-- Start --
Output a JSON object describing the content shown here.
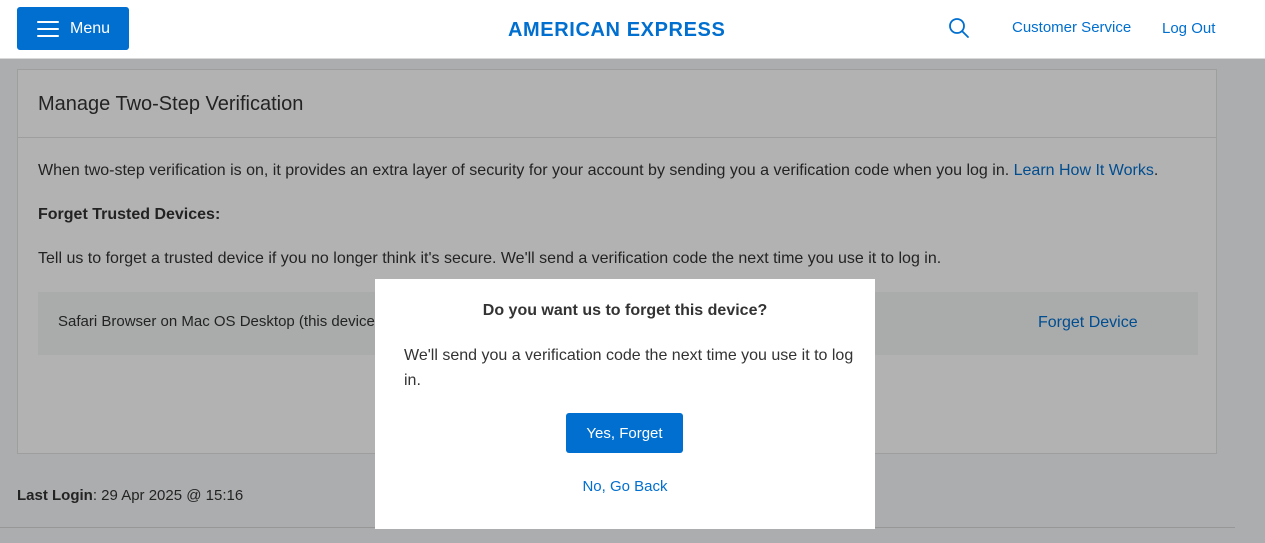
{
  "header": {
    "menu_label": "Menu",
    "logo_text": "AMERICAN EXPRESS",
    "search_icon": "search-icon",
    "customer_service": "Customer Service",
    "log_out": "Log Out"
  },
  "card": {
    "title": "Manage Two-Step Verification",
    "intro_text": "When two-step verification is on, it provides an extra layer of security for your account by sending you a verification code when you log in.",
    "learn_link": "Learn How It Works",
    "intro_end": ".",
    "subheading": "Forget Trusted Devices:",
    "tell_text": "Tell us to forget a trusted device if you no longer think it's secure. We'll send a verification code the next time you use it to log in.",
    "device": {
      "name": "Safari Browser on Mac OS Desktop (this device)",
      "action": "Forget Device"
    }
  },
  "footer": {
    "last_login_label": "Last Login",
    "last_login_value": ": 29 Apr 2025 @ 15:16"
  },
  "modal": {
    "title": "Do you want us to forget this device?",
    "body": "We'll send you a verification code the next time you use it to log in.",
    "confirm_label": "Yes, Forget",
    "cancel_label": "No, Go Back"
  },
  "colors": {
    "brand_blue": "#006fcf",
    "overlay": "rgba(0,0,0,0.30)"
  }
}
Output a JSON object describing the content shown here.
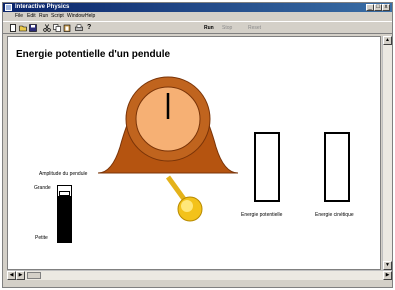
-- End --
SET TASK: Reproduce every line above as written, skipping pictures.

COMPLETED EXERCISE:
Output a JSON object describing the content shown here.
{
  "header": {
    "menu_label": "Menu",
    "logo_text": "AMERICAN EXPRESS",
    "search_icon": "search-icon",
    "customer_service": "Customer Service",
    "log_out": "Log Out"
  },
  "card": {
    "title": "Manage Two-Step Verification",
    "intro_text": "When two-step verification is on, it provides an extra layer of security for your account by sending you a verification code when you log in.",
    "learn_link": "Learn How It Works",
    "intro_end": ".",
    "subheading": "Forget Trusted Devices:",
    "tell_text": "Tell us to forget a trusted device if you no longer think it's secure. We'll send a verification code the next time you use it to log in.",
    "device": {
      "name": "Safari Browser on Mac OS Desktop (this device)",
      "action": "Forget Device"
    }
  },
  "footer": {
    "last_login_label": "Last Login",
    "last_login_value": ": 29 Apr 2025 @ 15:16"
  },
  "modal": {
    "title": "Do you want us to forget this device?",
    "body": "We'll send you a verification code the next time you use it to log in.",
    "confirm_label": "Yes, Forget",
    "cancel_label": "No, Go Back"
  },
  "colors": {
    "brand_blue": "#006fcf",
    "overlay": "rgba(0,0,0,0.30)"
  }
}
Output a JSON object describing the content shown here.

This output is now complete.